Transcribe each line of the records below exactly, excluding any embedded images.

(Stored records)
==================================================

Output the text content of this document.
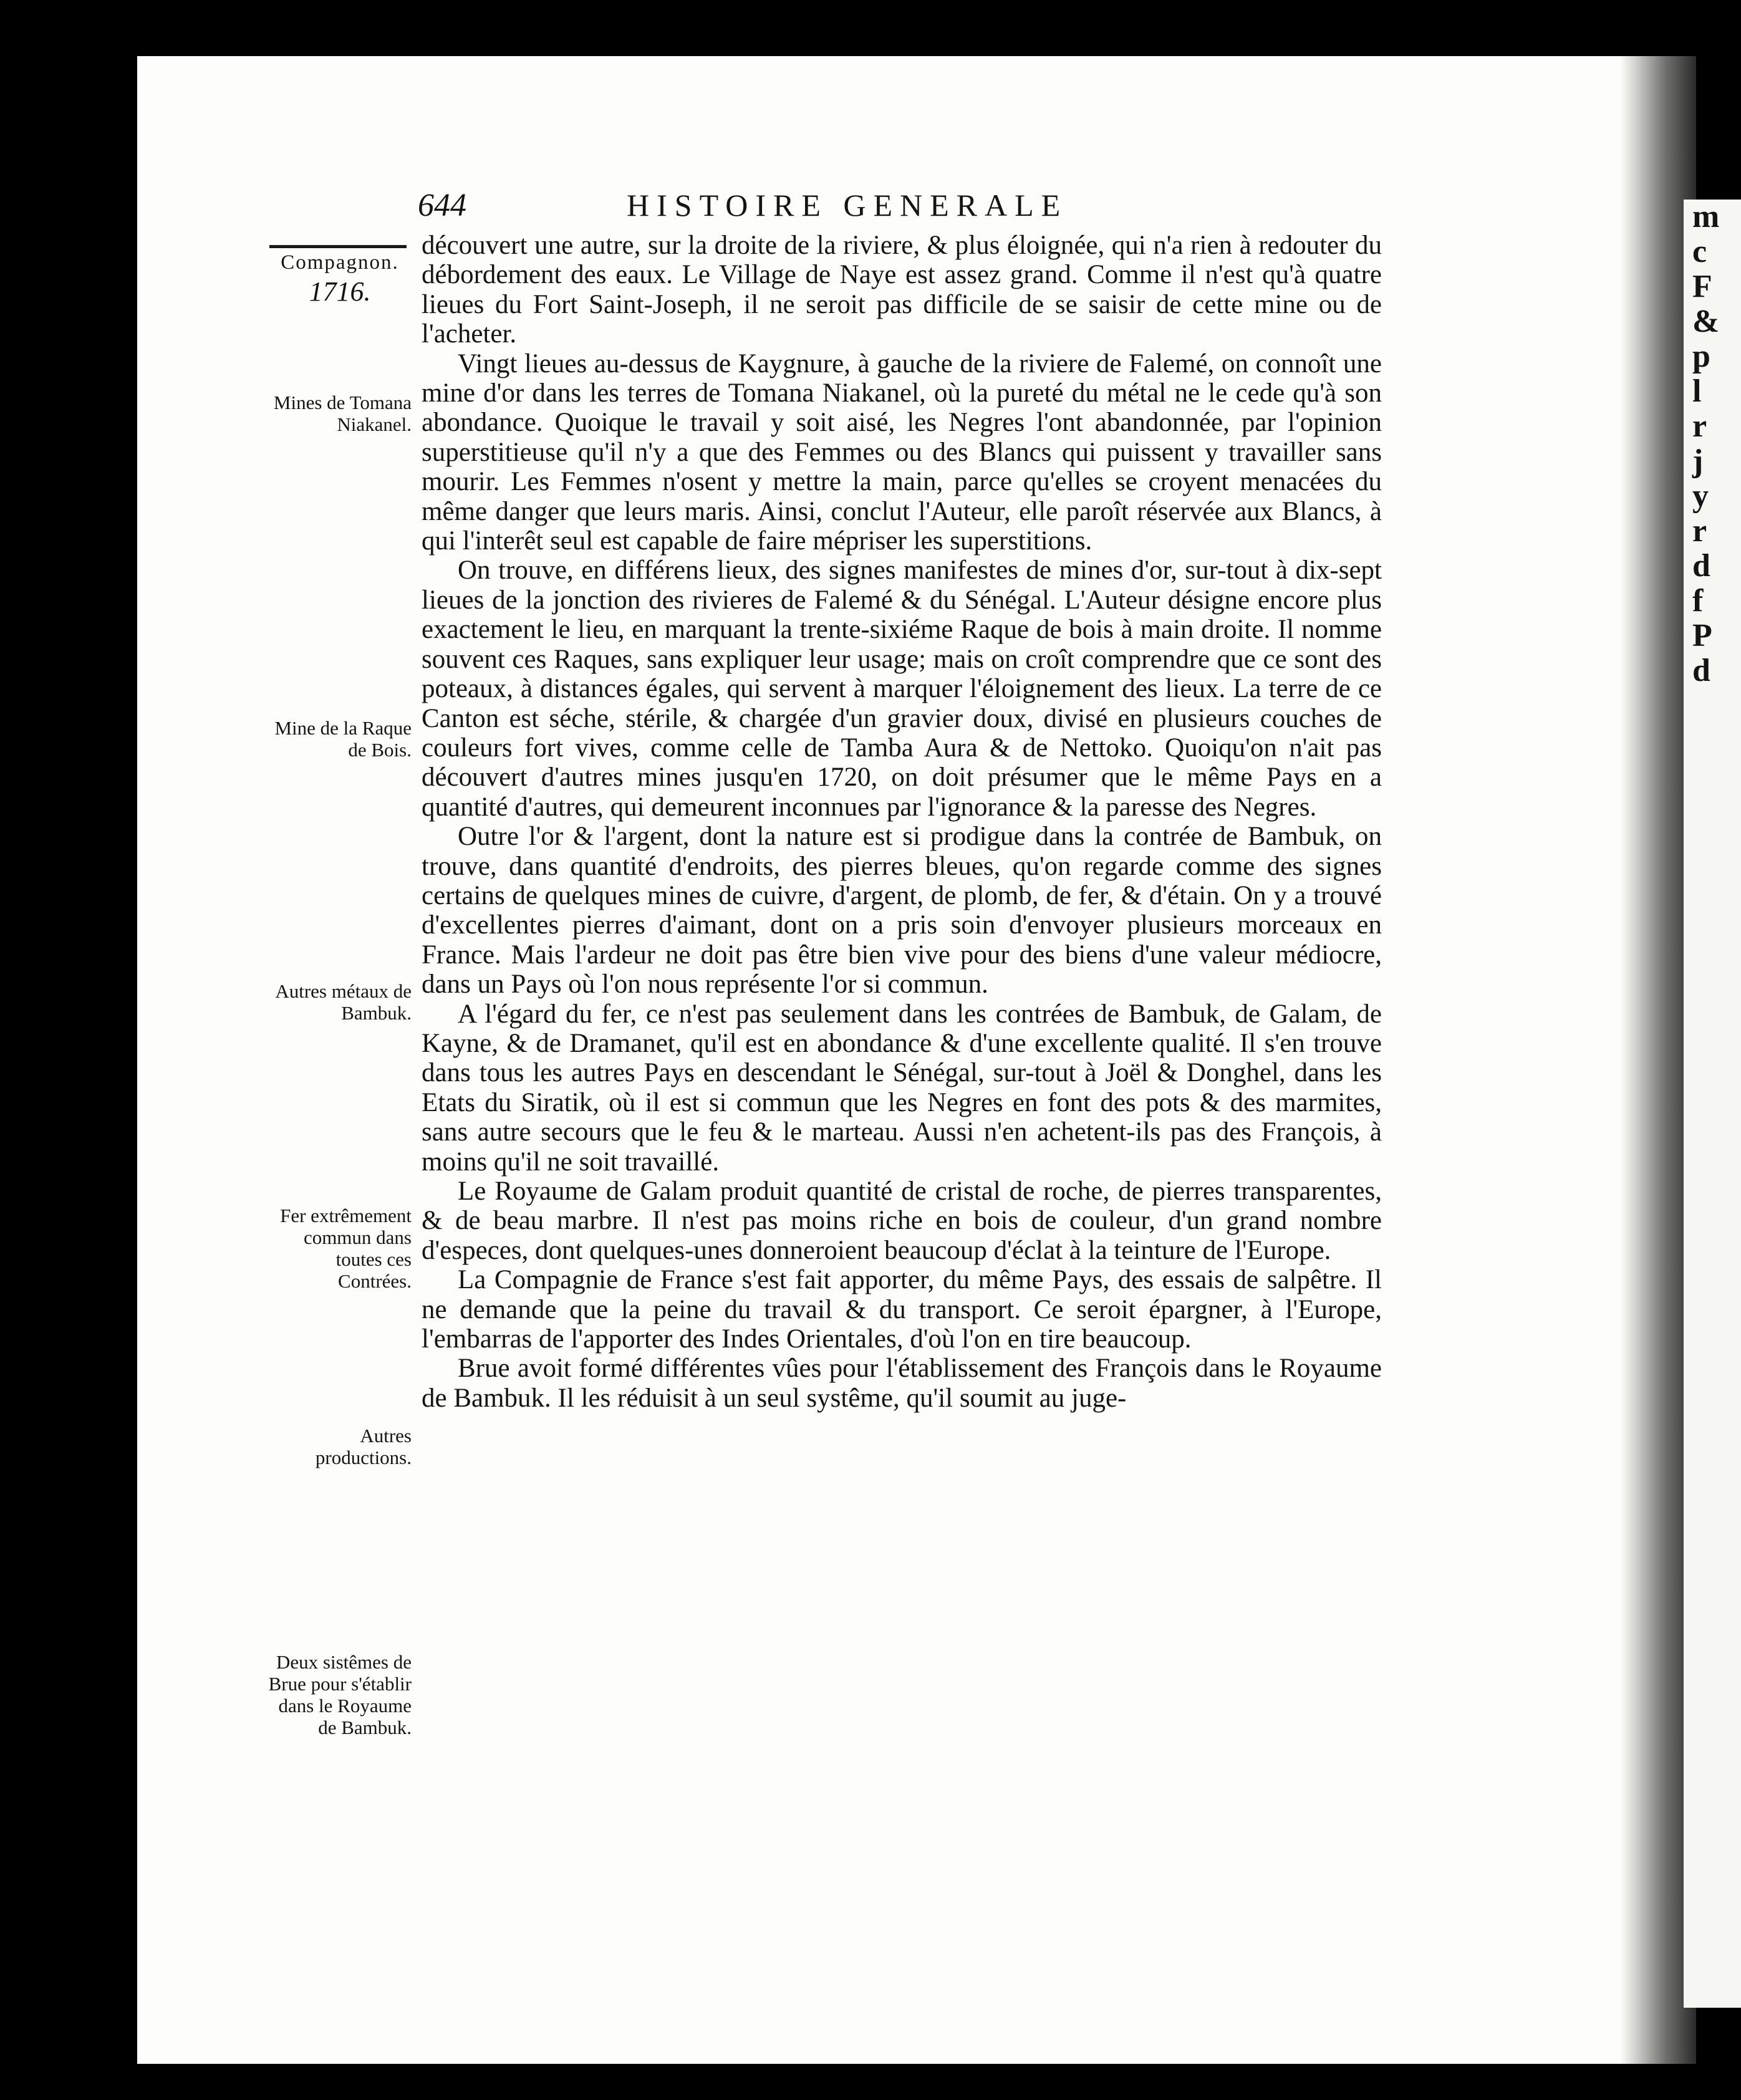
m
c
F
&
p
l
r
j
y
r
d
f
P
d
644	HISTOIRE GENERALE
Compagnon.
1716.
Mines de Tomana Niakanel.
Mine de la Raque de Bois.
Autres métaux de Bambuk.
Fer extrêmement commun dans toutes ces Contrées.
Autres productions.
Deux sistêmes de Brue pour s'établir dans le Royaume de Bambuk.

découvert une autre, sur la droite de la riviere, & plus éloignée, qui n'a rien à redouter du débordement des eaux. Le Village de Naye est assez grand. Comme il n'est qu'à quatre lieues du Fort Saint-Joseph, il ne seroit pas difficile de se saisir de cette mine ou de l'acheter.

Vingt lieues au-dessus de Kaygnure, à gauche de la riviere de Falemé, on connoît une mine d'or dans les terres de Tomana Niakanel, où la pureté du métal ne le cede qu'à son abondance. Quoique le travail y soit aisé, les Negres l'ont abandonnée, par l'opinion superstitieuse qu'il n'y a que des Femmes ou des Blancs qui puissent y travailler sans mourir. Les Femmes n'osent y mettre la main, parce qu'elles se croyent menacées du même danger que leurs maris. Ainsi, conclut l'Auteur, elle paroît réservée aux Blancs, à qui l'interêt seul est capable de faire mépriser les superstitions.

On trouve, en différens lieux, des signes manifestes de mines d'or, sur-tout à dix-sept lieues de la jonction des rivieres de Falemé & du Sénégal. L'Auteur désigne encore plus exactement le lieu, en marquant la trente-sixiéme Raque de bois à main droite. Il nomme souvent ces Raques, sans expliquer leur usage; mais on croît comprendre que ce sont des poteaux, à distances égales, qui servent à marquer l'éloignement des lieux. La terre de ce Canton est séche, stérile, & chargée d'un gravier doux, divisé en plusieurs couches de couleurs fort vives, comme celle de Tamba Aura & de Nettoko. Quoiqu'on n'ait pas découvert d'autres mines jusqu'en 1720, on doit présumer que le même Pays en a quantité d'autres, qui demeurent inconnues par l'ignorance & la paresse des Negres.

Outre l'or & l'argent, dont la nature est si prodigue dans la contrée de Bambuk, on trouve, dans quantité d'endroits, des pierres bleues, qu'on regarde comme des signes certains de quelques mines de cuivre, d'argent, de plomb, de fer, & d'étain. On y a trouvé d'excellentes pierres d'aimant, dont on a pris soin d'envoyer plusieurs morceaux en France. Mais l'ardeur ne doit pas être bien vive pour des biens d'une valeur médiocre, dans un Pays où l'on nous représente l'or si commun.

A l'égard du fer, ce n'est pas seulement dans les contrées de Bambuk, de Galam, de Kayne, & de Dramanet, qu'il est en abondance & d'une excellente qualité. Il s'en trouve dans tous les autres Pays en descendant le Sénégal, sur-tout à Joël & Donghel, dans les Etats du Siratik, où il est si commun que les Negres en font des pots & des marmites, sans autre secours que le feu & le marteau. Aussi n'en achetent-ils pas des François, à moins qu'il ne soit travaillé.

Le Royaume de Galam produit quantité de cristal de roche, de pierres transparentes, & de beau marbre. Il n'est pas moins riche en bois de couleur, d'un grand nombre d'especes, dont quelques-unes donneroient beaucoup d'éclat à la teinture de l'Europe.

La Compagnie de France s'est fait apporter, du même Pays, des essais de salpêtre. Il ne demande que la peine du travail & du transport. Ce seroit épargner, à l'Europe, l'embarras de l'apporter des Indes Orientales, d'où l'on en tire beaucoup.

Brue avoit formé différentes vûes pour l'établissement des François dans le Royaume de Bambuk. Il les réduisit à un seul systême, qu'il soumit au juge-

==================================================

**TASK ANSWER:**
Output the text content of this document.
m
c
F
&
p
l
r
j
y
r
d
f
P
d
644	HISTOIRE GENERALE
Compagnon.
1716.
Mines de Tomana Niakanel.
Mine de la Raque de Bois.
Autres métaux de Bambuk.
Fer extrêmement commun dans toutes ces Contrées.
Autres productions.
Deux sistêmes de Brue pour s'établir dans le Royaume de Bambuk.

découvert une autre, sur la droite de la riviere, & plus éloignée, qui n'a rien à redouter du débordement des eaux. Le Village de Naye est assez grand. Comme il n'est qu'à quatre lieues du Fort Saint-Joseph, il ne seroit pas difficile de se saisir de cette mine ou de l'acheter.

Vingt lieues au-dessus de Kaygnure, à gauche de la riviere de Falemé, on connoît une mine d'or dans les terres de Tomana Niakanel, où la pureté du métal ne le cede qu'à son abondance. Quoique le travail y soit aisé, les Negres l'ont abandonnée, par l'opinion superstitieuse qu'il n'y a que des Femmes ou des Blancs qui puissent y travailler sans mourir. Les Femmes n'osent y mettre la main, parce qu'elles se croyent menacées du même danger que leurs maris. Ainsi, conclut l'Auteur, elle paroît réservée aux Blancs, à qui l'interêt seul est capable de faire mépriser les superstitions.

On trouve, en différens lieux, des signes manifestes de mines d'or, sur-tout à dix-sept lieues de la jonction des rivieres de Falemé & du Sénégal. L'Auteur désigne encore plus exactement le lieu, en marquant la trente-sixiéme Raque de bois à main droite. Il nomme souvent ces Raques, sans expliquer leur usage; mais on croît comprendre que ce sont des poteaux, à distances égales, qui servent à marquer l'éloignement des lieux. La terre de ce Canton est séche, stérile, & chargée d'un gravier doux, divisé en plusieurs couches de couleurs fort vives, comme celle de Tamba Aura & de Nettoko. Quoiqu'on n'ait pas découvert d'autres mines jusqu'en 1720, on doit présumer que le même Pays en a quantité d'autres, qui demeurent inconnues par l'ignorance & la paresse des Negres.

Outre l'or & l'argent, dont la nature est si prodigue dans la contrée de Bambuk, on trouve, dans quantité d'endroits, des pierres bleues, qu'on regarde comme des signes certains de quelques mines de cuivre, d'argent, de plomb, de fer, & d'étain. On y a trouvé d'excellentes pierres d'aimant, dont on a pris soin d'envoyer plusieurs morceaux en France. Mais l'ardeur ne doit pas être bien vive pour des biens d'une valeur médiocre, dans un Pays où l'on nous représente l'or si commun.

A l'égard du fer, ce n'est pas seulement dans les contrées de Bambuk, de Galam, de Kayne, & de Dramanet, qu'il est en abondance & d'une excellente qualité. Il s'en trouve dans tous les autres Pays en descendant le Sénégal, sur-tout à Joël & Donghel, dans les Etats du Siratik, où il est si commun que les Negres en font des pots & des marmites, sans autre secours que le feu & le marteau. Aussi n'en achetent-ils pas des François, à moins qu'il ne soit travaillé.

Le Royaume de Galam produit quantité de cristal de roche, de pierres transparentes, & de beau marbre. Il n'est pas moins riche en bois de couleur, d'un grand nombre d'especes, dont quelques-unes donneroient beaucoup d'éclat à la teinture de l'Europe.

La Compagnie de France s'est fait apporter, du même Pays, des essais de salpêtre. Il ne demande que la peine du travail & du transport. Ce seroit épargner, à l'Europe, l'embarras de l'apporter des Indes Orientales, d'où l'on en tire beaucoup.

Brue avoit formé différentes vûes pour l'établissement des François dans le Royaume de Bambuk. Il les réduisit à un seul systême, qu'il soumit au juge-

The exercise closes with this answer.